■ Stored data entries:
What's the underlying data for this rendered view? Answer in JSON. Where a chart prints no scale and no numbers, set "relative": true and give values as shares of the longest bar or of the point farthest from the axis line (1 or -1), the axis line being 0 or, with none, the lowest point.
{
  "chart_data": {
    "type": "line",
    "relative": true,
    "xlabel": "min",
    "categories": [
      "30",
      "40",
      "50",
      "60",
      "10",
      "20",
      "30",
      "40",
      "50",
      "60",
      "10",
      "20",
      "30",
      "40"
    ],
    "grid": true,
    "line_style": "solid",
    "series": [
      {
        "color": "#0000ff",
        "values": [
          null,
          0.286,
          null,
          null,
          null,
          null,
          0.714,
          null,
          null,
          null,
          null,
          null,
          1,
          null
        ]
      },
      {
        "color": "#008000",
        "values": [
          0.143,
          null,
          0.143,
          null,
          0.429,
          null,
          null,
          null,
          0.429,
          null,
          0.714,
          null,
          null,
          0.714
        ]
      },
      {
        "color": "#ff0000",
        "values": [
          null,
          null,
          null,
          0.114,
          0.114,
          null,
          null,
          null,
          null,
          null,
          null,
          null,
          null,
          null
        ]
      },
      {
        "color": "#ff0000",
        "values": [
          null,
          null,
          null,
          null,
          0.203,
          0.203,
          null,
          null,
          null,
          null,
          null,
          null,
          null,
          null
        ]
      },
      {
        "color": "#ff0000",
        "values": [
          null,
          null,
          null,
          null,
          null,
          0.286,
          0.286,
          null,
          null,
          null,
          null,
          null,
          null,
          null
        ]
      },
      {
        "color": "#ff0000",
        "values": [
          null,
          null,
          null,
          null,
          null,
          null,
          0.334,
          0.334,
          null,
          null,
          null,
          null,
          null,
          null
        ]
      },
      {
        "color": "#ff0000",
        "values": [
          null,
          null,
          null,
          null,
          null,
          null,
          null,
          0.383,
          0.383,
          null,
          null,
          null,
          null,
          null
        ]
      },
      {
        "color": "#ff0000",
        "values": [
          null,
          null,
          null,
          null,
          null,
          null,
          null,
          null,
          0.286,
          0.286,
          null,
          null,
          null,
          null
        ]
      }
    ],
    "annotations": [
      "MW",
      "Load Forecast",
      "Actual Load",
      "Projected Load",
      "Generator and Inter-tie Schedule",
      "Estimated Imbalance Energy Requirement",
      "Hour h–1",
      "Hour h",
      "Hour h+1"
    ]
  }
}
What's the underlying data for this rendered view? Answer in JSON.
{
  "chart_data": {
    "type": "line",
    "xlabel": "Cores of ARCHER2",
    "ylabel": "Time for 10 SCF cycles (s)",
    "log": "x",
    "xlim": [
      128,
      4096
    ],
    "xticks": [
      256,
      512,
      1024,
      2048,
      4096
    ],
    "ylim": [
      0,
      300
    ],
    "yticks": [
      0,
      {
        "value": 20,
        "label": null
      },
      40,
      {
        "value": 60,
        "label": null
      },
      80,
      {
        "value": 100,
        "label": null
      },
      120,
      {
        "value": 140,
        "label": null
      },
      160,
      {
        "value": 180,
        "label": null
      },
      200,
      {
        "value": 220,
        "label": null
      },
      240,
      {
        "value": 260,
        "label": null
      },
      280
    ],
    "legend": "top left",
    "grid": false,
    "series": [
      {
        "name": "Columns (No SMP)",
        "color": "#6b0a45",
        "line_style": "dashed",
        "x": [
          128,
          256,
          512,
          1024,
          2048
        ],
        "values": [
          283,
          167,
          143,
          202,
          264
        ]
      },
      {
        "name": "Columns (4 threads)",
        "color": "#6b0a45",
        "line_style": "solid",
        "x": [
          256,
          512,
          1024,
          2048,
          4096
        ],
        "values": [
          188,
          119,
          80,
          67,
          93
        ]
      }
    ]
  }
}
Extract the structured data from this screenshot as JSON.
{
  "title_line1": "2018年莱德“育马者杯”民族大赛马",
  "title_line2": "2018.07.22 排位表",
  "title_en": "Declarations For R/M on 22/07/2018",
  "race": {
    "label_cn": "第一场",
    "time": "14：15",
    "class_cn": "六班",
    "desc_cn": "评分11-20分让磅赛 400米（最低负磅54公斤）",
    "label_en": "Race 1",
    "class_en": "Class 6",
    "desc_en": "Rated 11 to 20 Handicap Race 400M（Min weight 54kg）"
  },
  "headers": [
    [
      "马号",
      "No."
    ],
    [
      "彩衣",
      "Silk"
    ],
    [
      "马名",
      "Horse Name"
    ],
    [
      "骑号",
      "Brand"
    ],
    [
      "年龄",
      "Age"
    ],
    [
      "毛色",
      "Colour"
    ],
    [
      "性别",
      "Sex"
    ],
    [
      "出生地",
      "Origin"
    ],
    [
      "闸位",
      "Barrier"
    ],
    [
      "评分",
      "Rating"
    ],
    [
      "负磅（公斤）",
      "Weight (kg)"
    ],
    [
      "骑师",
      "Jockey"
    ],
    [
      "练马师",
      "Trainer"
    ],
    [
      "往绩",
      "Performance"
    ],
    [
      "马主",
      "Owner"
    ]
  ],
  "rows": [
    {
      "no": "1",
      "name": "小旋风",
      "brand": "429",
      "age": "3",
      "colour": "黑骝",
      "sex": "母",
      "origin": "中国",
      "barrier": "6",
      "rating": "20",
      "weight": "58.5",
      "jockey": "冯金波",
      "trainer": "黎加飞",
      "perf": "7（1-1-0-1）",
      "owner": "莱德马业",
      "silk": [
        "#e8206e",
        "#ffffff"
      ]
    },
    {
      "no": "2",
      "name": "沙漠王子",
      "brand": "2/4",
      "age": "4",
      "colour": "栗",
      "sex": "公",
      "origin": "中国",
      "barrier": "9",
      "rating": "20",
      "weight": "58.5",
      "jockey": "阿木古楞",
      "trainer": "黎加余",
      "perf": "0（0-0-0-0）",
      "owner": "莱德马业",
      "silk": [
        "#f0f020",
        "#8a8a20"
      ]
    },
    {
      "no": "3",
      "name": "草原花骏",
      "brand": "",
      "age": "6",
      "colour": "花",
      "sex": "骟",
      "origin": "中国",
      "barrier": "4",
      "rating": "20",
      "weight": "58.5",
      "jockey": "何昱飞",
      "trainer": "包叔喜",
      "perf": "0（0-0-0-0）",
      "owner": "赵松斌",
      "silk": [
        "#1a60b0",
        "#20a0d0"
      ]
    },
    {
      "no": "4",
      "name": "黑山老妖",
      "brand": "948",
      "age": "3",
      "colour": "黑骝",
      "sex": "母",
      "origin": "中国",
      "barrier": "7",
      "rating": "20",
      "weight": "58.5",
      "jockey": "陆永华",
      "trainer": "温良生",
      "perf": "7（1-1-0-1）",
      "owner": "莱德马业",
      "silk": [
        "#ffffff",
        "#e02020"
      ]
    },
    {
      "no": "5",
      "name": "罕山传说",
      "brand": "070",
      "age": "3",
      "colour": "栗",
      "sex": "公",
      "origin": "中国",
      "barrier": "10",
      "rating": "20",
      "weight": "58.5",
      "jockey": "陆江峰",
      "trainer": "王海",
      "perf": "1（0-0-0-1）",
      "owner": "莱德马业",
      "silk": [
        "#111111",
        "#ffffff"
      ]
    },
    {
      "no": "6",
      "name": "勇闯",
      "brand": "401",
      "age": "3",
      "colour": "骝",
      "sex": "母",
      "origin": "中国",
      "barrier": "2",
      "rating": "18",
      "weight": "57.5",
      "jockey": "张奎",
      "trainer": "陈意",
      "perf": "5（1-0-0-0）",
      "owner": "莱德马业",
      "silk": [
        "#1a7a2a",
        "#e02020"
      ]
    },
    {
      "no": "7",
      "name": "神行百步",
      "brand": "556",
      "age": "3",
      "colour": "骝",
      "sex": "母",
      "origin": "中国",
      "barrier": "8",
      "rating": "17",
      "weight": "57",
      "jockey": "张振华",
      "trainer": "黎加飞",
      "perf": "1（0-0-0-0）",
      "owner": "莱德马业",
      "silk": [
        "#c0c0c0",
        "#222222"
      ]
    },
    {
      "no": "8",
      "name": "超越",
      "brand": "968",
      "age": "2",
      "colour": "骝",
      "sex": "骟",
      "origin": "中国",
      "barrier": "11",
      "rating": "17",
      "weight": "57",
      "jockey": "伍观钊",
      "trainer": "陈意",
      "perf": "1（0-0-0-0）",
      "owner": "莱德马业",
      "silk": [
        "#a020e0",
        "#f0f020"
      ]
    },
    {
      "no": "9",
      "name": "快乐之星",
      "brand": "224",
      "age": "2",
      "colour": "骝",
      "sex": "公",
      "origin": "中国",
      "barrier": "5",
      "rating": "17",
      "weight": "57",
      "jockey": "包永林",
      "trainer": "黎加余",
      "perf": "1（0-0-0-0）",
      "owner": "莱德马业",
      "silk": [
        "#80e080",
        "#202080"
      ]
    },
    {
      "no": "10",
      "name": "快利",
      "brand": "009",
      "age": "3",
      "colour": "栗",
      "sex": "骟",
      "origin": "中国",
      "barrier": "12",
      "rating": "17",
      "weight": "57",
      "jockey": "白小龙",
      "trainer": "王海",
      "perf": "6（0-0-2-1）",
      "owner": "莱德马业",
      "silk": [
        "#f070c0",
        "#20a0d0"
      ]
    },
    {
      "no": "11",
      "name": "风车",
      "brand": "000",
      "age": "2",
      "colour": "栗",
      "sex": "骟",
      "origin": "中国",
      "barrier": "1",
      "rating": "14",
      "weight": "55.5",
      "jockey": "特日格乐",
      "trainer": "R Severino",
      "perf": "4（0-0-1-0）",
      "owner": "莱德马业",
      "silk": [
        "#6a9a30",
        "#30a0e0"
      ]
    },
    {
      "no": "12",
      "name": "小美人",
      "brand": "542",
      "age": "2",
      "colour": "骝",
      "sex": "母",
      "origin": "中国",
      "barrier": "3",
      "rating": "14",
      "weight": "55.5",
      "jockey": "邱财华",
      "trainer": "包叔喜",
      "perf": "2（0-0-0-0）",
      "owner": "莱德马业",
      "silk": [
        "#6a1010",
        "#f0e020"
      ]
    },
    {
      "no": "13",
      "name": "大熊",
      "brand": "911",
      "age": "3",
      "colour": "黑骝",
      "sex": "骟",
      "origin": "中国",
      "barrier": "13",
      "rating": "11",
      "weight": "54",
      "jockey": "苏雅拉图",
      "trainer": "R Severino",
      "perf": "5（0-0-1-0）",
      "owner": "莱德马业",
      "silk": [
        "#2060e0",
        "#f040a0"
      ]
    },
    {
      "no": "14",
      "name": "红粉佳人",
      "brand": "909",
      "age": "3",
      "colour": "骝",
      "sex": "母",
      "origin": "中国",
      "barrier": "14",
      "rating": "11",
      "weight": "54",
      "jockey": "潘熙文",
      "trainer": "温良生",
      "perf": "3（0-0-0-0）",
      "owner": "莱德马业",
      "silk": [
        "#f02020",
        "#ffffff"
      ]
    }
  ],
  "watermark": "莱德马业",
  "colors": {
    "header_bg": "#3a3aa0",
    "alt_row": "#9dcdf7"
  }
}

■ Exercise details:
List the lines that contain the word "JSON".

■ Written answer:
What's the underlying data for this rendered view? Answer in JSON. Where a chart prints no scale and no numbers, set "relative": true and give values as shares of the longest bar or of the point farthest from the axis line (1 or -1), the axis line being 0 or, with none, the lowest point.
What's the underlying data for this rendered view? Answer in JSON.
Extract the structured data from this screenshot as JSON.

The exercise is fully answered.